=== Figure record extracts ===
------------------------------------

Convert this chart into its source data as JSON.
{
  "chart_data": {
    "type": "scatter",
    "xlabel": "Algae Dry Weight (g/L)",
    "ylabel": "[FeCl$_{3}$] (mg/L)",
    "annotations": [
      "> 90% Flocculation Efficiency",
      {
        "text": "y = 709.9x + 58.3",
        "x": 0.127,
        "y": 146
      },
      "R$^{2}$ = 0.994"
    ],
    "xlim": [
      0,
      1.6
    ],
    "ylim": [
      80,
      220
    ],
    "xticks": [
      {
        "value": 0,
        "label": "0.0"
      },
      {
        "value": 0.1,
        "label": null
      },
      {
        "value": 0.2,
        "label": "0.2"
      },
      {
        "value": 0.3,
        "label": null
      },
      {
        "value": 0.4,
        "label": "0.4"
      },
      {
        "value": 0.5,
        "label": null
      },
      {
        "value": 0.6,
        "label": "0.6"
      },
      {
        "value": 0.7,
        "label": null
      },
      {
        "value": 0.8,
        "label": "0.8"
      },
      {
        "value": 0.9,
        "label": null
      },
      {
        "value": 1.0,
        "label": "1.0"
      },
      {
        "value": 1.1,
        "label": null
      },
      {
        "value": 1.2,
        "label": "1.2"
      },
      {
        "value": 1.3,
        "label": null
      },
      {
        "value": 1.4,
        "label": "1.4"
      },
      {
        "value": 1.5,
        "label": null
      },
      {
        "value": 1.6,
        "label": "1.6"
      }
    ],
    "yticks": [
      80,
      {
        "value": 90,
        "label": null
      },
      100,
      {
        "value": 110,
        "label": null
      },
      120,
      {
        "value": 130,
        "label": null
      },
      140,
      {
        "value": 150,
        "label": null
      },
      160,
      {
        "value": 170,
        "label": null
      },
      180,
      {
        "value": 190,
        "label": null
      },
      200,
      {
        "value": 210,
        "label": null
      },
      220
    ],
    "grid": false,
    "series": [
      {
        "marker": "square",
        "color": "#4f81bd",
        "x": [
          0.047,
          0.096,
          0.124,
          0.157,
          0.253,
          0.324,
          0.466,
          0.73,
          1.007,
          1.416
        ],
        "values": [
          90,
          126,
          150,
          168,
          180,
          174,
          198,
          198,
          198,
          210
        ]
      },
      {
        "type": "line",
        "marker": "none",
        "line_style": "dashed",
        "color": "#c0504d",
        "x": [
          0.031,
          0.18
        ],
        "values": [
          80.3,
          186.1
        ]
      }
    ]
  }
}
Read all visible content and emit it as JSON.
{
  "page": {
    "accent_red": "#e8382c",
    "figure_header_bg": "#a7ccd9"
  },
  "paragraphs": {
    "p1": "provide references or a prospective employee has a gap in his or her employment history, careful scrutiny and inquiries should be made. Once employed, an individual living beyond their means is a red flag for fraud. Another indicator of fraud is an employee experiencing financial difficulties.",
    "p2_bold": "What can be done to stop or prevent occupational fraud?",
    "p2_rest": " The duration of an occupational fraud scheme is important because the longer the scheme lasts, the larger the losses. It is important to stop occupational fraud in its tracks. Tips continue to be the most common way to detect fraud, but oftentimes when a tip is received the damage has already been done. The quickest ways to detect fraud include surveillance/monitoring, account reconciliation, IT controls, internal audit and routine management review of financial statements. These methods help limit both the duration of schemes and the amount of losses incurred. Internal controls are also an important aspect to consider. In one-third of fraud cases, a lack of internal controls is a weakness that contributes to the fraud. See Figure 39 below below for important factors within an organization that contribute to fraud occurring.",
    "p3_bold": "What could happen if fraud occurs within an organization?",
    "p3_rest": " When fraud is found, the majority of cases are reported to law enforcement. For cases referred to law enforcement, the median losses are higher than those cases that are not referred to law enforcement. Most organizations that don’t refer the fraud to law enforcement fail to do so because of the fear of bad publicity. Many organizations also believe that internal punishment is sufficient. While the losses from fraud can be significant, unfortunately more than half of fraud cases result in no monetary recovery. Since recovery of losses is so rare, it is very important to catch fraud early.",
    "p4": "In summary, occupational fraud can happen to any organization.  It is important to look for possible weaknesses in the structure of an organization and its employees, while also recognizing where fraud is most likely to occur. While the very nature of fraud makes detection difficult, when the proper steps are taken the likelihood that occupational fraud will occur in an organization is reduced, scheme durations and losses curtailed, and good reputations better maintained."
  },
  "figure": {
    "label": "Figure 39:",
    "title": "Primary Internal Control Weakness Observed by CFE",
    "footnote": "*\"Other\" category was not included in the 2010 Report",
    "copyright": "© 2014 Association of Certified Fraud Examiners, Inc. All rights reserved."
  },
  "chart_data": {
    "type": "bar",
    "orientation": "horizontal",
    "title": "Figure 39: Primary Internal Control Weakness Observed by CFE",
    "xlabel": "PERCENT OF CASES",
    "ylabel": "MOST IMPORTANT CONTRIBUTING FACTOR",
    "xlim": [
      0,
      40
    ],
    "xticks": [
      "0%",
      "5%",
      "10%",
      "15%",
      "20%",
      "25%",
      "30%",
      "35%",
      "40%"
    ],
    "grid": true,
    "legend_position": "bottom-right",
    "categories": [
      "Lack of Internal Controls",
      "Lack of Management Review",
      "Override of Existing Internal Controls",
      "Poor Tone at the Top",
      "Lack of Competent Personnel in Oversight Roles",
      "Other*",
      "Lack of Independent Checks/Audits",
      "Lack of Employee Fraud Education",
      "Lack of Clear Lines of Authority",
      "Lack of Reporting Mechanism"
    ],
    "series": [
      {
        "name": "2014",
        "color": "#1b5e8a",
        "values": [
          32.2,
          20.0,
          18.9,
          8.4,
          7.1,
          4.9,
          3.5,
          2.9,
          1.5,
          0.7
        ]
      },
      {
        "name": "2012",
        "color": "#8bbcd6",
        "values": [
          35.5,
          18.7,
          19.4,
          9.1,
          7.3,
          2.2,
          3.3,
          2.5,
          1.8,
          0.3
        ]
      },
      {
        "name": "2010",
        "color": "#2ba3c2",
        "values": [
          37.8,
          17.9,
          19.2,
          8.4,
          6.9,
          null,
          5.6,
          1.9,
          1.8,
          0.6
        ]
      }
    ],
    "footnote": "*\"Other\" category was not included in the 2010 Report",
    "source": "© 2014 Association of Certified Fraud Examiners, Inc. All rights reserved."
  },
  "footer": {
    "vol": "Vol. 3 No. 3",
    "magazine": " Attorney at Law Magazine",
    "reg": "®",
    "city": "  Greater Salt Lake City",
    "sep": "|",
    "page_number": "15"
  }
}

------------------------------------

=== What you are asked to do ===
Look through the data and gather every line with the string "scheme" in it.

=== Exercise answer ===
    "p2_rest": " The duration of an occupational fraud scheme is important because the longer the scheme lasts, the larger the losses. It is important to stop occupational fraud in its tracks. Tips continue to be the most common way to detect fraud, but oftentimes when a tip is received the damage has already been done. The quickest ways to detect fraud include surveillance/monitoring, account reconciliation, IT controls, internal audit and routine management review of financial statements. These methods help limit both the duration of schemes and the amount of losses incurred. Internal controls are also an important aspect to consider. In one-third of fraud cases, a lack of internal controls is a weakness that contributes to the fraud. See Figure 39 below below for important factors within an organization that contribute to fraud occurring.",
    "p4": "In summary, occupational fraud can happen to any organization.  It is important to look for possible weaknesses in the structure of an organization and its employees, while also recognizing where fraud is most likely to occur. While the very nature of fraud makes detection difficult, when the proper steps are taken the likelihood that occupational fraud will occur in an organization is reduced, scheme durations and losses curtailed, and good reputations better maintained."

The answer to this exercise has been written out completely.